Reproduce each of the lines word for word.

┌──

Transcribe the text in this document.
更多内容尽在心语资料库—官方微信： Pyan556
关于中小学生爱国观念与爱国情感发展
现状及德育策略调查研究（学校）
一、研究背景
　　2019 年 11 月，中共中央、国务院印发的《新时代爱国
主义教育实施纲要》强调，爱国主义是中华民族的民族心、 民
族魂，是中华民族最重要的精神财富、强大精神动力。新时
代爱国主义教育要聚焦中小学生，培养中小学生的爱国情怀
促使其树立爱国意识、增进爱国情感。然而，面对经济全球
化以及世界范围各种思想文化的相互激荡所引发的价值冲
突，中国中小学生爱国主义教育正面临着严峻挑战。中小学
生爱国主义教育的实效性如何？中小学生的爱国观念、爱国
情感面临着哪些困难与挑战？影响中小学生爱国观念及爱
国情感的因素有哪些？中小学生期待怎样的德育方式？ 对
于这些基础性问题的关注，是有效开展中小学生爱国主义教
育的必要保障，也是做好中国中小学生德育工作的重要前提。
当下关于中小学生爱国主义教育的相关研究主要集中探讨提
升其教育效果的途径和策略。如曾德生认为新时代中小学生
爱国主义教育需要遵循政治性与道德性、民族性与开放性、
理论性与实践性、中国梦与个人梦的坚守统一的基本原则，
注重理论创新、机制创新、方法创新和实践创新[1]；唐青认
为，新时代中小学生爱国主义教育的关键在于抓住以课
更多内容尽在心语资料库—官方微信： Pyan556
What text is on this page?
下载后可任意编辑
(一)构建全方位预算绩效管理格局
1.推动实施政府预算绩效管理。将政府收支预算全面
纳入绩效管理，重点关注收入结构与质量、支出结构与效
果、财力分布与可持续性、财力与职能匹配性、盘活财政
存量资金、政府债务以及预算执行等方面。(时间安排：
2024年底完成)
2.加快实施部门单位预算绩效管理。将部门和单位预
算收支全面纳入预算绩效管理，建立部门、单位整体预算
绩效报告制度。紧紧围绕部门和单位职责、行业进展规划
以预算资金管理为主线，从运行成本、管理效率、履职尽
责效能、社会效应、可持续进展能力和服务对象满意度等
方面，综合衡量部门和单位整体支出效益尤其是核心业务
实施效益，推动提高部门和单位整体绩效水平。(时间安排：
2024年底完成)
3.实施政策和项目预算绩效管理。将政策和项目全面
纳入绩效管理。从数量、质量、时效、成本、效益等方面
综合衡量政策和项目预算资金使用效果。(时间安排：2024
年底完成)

└──

◆ **EXERCISE RESPONSE**
Transcribe the text in this document.
更多内容尽在心语资料库—官方微信： Pyan556
关于中小学生爱国观念与爱国情感发展
现状及德育策略调查研究（学校）
一、研究背景
　　2019 年 11 月，中共中央、国务院印发的《新时代爱国
主义教育实施纲要》强调，爱国主义是中华民族的民族心、 民
族魂，是中华民族最重要的精神财富、强大精神动力。新时
代爱国主义教育要聚焦中小学生，培养中小学生的爱国情怀
促使其树立爱国意识、增进爱国情感。然而，面对经济全球
化以及世界范围各种思想文化的相互激荡所引发的价值冲
突，中国中小学生爱国主义教育正面临着严峻挑战。中小学
生爱国主义教育的实效性如何？中小学生的爱国观念、爱国
情感面临着哪些困难与挑战？影响中小学生爱国观念及爱
国情感的因素有哪些？中小学生期待怎样的德育方式？ 对
于这些基础性问题的关注，是有效开展中小学生爱国主义教
育的必要保障，也是做好中国中小学生德育工作的重要前提。
当下关于中小学生爱国主义教育的相关研究主要集中探讨提
升其教育效果的途径和策略。如曾德生认为新时代中小学生
爱国主义教育需要遵循政治性与道德性、民族性与开放性、
理论性与实践性、中国梦与个人梦的坚守统一的基本原则，
注重理论创新、机制创新、方法创新和实践创新[1]；唐青认
为，新时代中小学生爱国主义教育的关键在于抓住以课
更多内容尽在心语资料库—官方微信： Pyan556
What text is on this page?
下载后可任意编辑
(一)构建全方位预算绩效管理格局
1.推动实施政府预算绩效管理。将政府收支预算全面
纳入绩效管理，重点关注收入结构与质量、支出结构与效
果、财力分布与可持续性、财力与职能匹配性、盘活财政
存量资金、政府债务以及预算执行等方面。(时间安排：
2024年底完成)
2.加快实施部门单位预算绩效管理。将部门和单位预
算收支全面纳入预算绩效管理，建立部门、单位整体预算
绩效报告制度。紧紧围绕部门和单位职责、行业进展规划
以预算资金管理为主线，从运行成本、管理效率、履职尽
责效能、社会效应、可持续进展能力和服务对象满意度等
方面，综合衡量部门和单位整体支出效益尤其是核心业务
实施效益，推动提高部门和单位整体绩效水平。(时间安排：
2024年底完成)
3.实施政策和项目预算绩效管理。将政策和项目全面
纳入绩效管理。从数量、质量、时效、成本、效益等方面
综合衡量政策和项目预算资金使用效果。(时间安排：2024
年底完成)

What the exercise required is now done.